### What you should do
Without the pictures, print each of the records below exactly as it appears.

──────── Task input

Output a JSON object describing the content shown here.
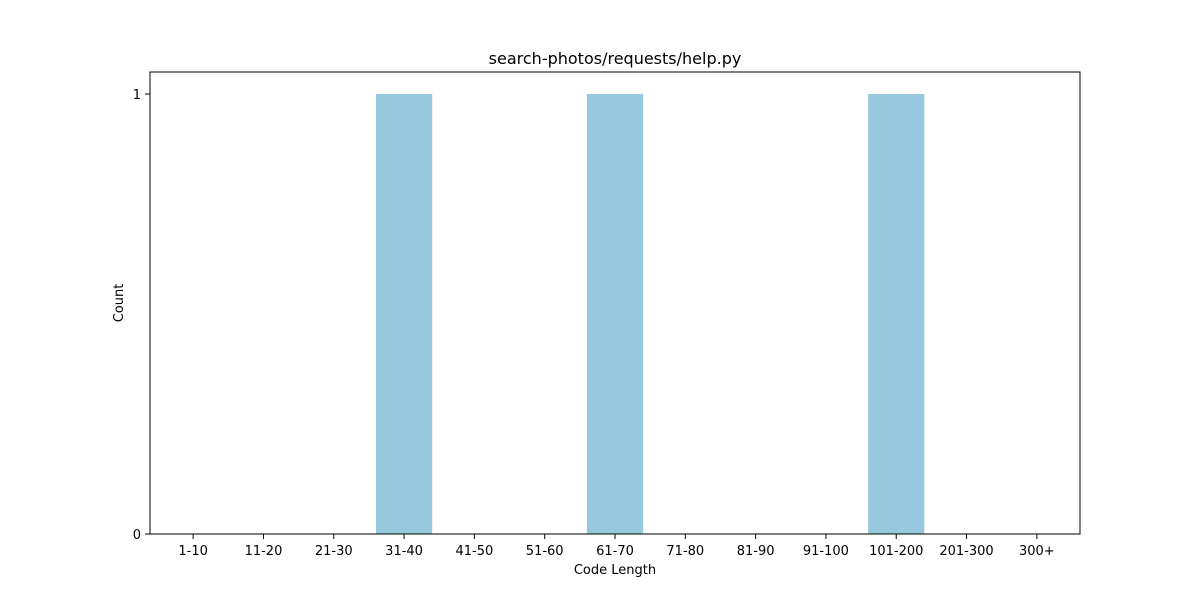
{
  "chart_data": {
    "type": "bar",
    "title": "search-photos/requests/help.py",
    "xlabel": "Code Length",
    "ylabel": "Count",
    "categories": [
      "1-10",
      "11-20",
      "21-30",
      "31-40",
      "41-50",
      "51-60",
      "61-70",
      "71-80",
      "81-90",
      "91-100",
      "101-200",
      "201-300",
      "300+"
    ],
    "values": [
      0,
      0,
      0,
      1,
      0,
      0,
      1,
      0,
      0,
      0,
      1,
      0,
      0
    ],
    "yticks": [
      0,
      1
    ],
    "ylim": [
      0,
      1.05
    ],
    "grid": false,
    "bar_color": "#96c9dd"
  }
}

────────────────

### Finished exercise
Output a JSON object describing the content shown here.
{
  "chart_data": {
    "type": "bar",
    "title": "search-photos/requests/help.py",
    "xlabel": "Code Length",
    "ylabel": "Count",
    "categories": [
      "1-10",
      "11-20",
      "21-30",
      "31-40",
      "41-50",
      "51-60",
      "61-70",
      "71-80",
      "81-90",
      "91-100",
      "101-200",
      "201-300",
      "300+"
    ],
    "values": [
      0,
      0,
      0,
      1,
      0,
      0,
      1,
      0,
      0,
      0,
      1,
      0,
      0
    ],
    "yticks": [
      0,
      1
    ],
    "ylim": [
      0,
      1.05
    ],
    "grid": false,
    "bar_color": "#96c9dd"
  }
}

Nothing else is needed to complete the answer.